* start *
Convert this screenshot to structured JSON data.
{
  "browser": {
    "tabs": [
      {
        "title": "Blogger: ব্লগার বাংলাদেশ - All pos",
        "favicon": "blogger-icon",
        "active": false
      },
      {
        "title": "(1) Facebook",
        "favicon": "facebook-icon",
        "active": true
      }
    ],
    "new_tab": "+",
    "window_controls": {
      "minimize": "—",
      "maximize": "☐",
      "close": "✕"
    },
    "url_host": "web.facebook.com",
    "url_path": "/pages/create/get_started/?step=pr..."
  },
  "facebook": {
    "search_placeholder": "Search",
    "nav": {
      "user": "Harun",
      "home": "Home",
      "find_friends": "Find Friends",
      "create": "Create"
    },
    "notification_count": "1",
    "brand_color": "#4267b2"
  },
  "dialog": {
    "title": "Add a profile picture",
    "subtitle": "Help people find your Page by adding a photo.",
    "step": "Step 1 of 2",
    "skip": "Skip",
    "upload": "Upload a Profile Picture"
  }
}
* end *
Search the entries for the word "favicon" and pick out every line that holds it.

        "favicon": "blogger-icon",
        "favicon": "facebook-icon",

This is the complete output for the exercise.